__Challenge__
Transcribe all of the material exactly, except for its pictures.

__Extracted records__
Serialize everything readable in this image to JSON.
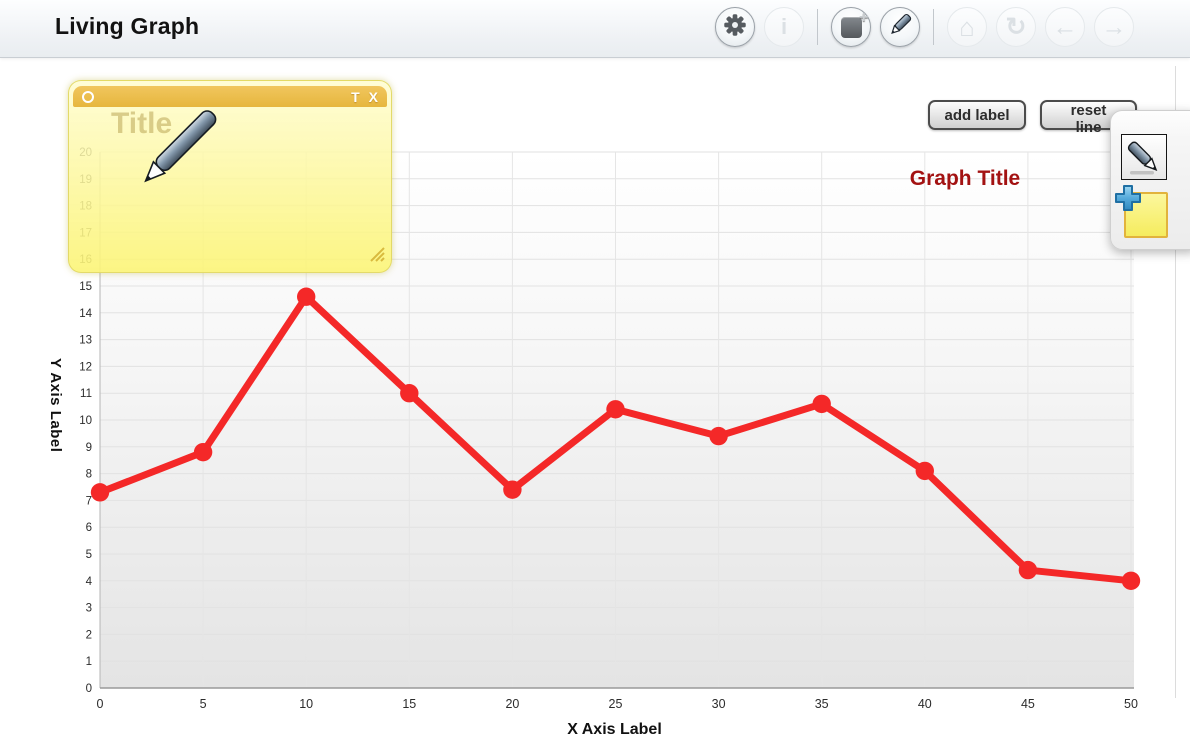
{
  "header": {
    "title": "Living Graph",
    "toolbar": {
      "info_glyph": "i",
      "home_glyph": "⌂",
      "refresh_glyph": "↻",
      "back_glyph": "←",
      "forward_glyph": "→"
    }
  },
  "controls": {
    "add_label": "add label",
    "reset_line": "reset line"
  },
  "note": {
    "title_placeholder": "Title",
    "text_button": "T",
    "close_button": "X"
  },
  "chart_data": {
    "type": "line",
    "title": "Graph Title",
    "xlabel": "X Axis Label",
    "ylabel": "Y Axis Label",
    "x": [
      0,
      5,
      10,
      15,
      20,
      25,
      30,
      35,
      40,
      45,
      50
    ],
    "y": [
      7.3,
      8.8,
      14.6,
      11.0,
      7.4,
      10.4,
      9.4,
      10.6,
      8.1,
      4.4,
      4.0
    ],
    "xlim": [
      0,
      50
    ],
    "ylim": [
      0,
      20
    ],
    "x_tick_step": 5,
    "y_tick_step": 1,
    "grid": true,
    "legend": "none",
    "line_color": "#f42828",
    "point_color": "#f42828",
    "title_color": "#a31212"
  }
}
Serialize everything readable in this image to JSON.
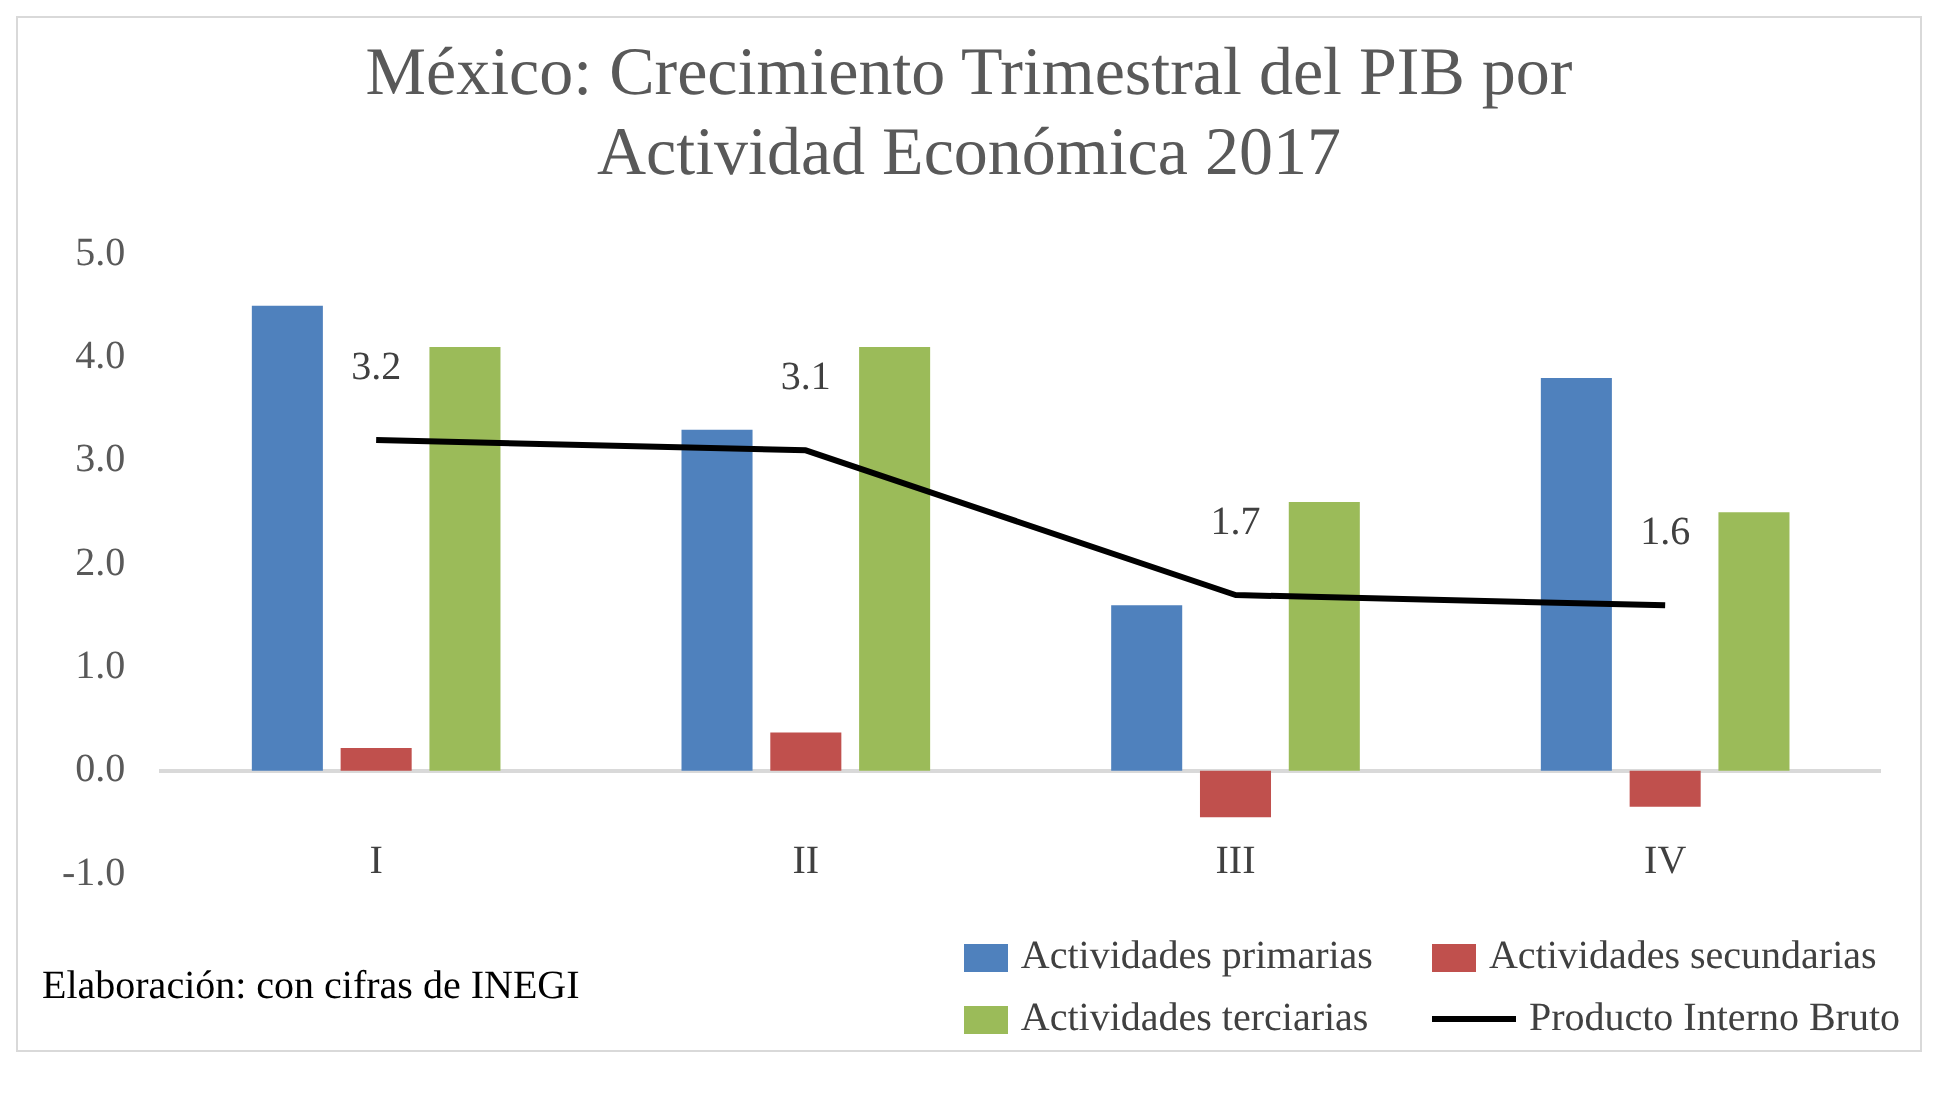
{
  "chart_data": {
    "type": "bar",
    "title": "México: Crecimiento Trimestral del PIB por Actividad Económica 2017",
    "categories": [
      "I",
      "II",
      "III",
      "IV"
    ],
    "series": [
      {
        "name": "Actividades primarias",
        "color": "#4f81bd",
        "values": [
          4.5,
          3.3,
          1.6,
          3.8
        ]
      },
      {
        "name": "Actividades secundarias",
        "color": "#c0504d",
        "values": [
          0.22,
          0.37,
          -0.45,
          -0.35
        ]
      },
      {
        "name": "Actividades terciarias",
        "color": "#9bbb59",
        "values": [
          4.1,
          4.1,
          2.6,
          2.5
        ]
      },
      {
        "name": "Producto Interno Bruto",
        "type": "line",
        "color": "#000000",
        "values": [
          3.2,
          3.1,
          1.7,
          1.6
        ],
        "value_labels": [
          "3.2",
          "3.1",
          "1.7",
          "1.6"
        ]
      }
    ],
    "ylim": [
      -1,
      5
    ],
    "yticks": [
      {
        "value": -1,
        "label": "-1.0"
      },
      {
        "value": 0,
        "label": "0.0"
      },
      {
        "value": 1,
        "label": "1.0"
      },
      {
        "value": 2,
        "label": "2.0"
      },
      {
        "value": 3,
        "label": "3.0"
      },
      {
        "value": 4,
        "label": "4.0"
      },
      {
        "value": 5,
        "label": "5.0"
      }
    ],
    "grid": false,
    "legend": "bottom right",
    "annotations": [
      "Elaboración: con cifras de INEGI"
    ]
  }
}
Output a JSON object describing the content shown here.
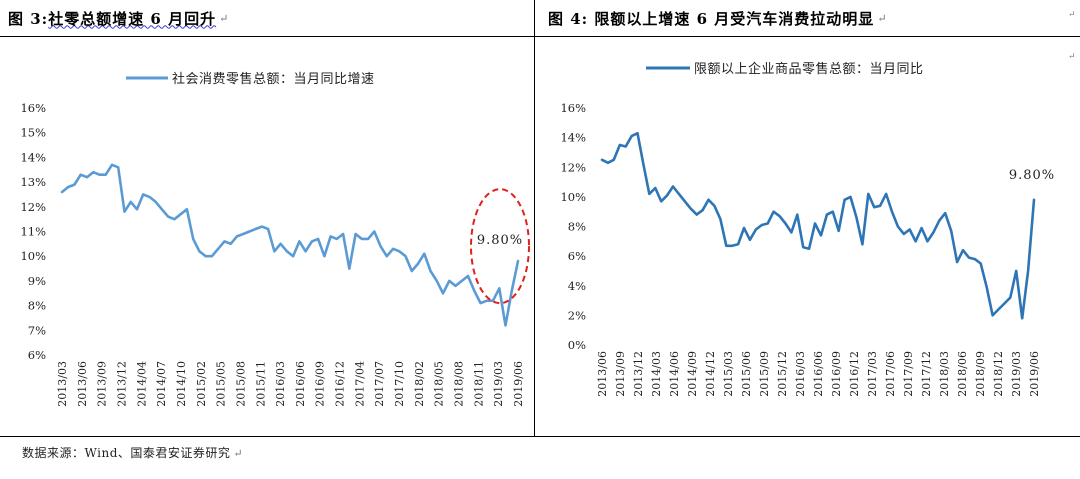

__The completed task__
Serialize everything readable in this image to JSON.
{
  "header": {
    "title": "Living Graph",
    "toolbar": {
      "info_glyph": "i",
      "home_glyph": "⌂",
      "refresh_glyph": "↻",
      "back_glyph": "←",
      "forward_glyph": "→"
    }
  },
  "controls": {
    "add_label": "add label",
    "reset_line": "reset line"
  },
  "note": {
    "title_placeholder": "Title",
    "text_button": "T",
    "close_button": "X"
  },
  "chart_data": {
    "type": "line",
    "title": "Graph Title",
    "xlabel": "X Axis Label",
    "ylabel": "Y Axis Label",
    "x": [
      0,
      5,
      10,
      15,
      20,
      25,
      30,
      35,
      40,
      45,
      50
    ],
    "y": [
      7.3,
      8.8,
      14.6,
      11.0,
      7.4,
      10.4,
      9.4,
      10.6,
      8.1,
      4.4,
      4.0
    ],
    "xlim": [
      0,
      50
    ],
    "ylim": [
      0,
      20
    ],
    "x_tick_step": 5,
    "y_tick_step": 1,
    "grid": true,
    "legend": "none",
    "line_color": "#f42828",
    "point_color": "#f42828",
    "title_color": "#a31212"
  }
}
Serialize everything readable in this image to JSON.
{
  "chart_data": {
    "type": "bar",
    "title": "México: Crecimiento Trimestral del PIB por Actividad Económica 2017",
    "categories": [
      "I",
      "II",
      "III",
      "IV"
    ],
    "series": [
      {
        "name": "Actividades primarias",
        "color": "#4f81bd",
        "values": [
          4.5,
          3.3,
          1.6,
          3.8
        ]
      },
      {
        "name": "Actividades secundarias",
        "color": "#c0504d",
        "values": [
          0.22,
          0.37,
          -0.45,
          -0.35
        ]
      },
      {
        "name": "Actividades terciarias",
        "color": "#9bbb59",
        "values": [
          4.1,
          4.1,
          2.6,
          2.5
        ]
      },
      {
        "name": "Producto Interno Bruto",
        "type": "line",
        "color": "#000000",
        "values": [
          3.2,
          3.1,
          1.7,
          1.6
        ],
        "value_labels": [
          "3.2",
          "3.1",
          "1.7",
          "1.6"
        ]
      }
    ],
    "ylim": [
      -1,
      5
    ],
    "yticks": [
      {
        "value": -1,
        "label": "-1.0"
      },
      {
        "value": 0,
        "label": "0.0"
      },
      {
        "value": 1,
        "label": "1.0"
      },
      {
        "value": 2,
        "label": "2.0"
      },
      {
        "value": 3,
        "label": "3.0"
      },
      {
        "value": 4,
        "label": "4.0"
      },
      {
        "value": 5,
        "label": "5.0"
      }
    ],
    "grid": false,
    "legend": "bottom right",
    "annotations": [
      "Elaboración: con cifras de INEGI"
    ]
  }
}
Output a JSON object describing the content shown here.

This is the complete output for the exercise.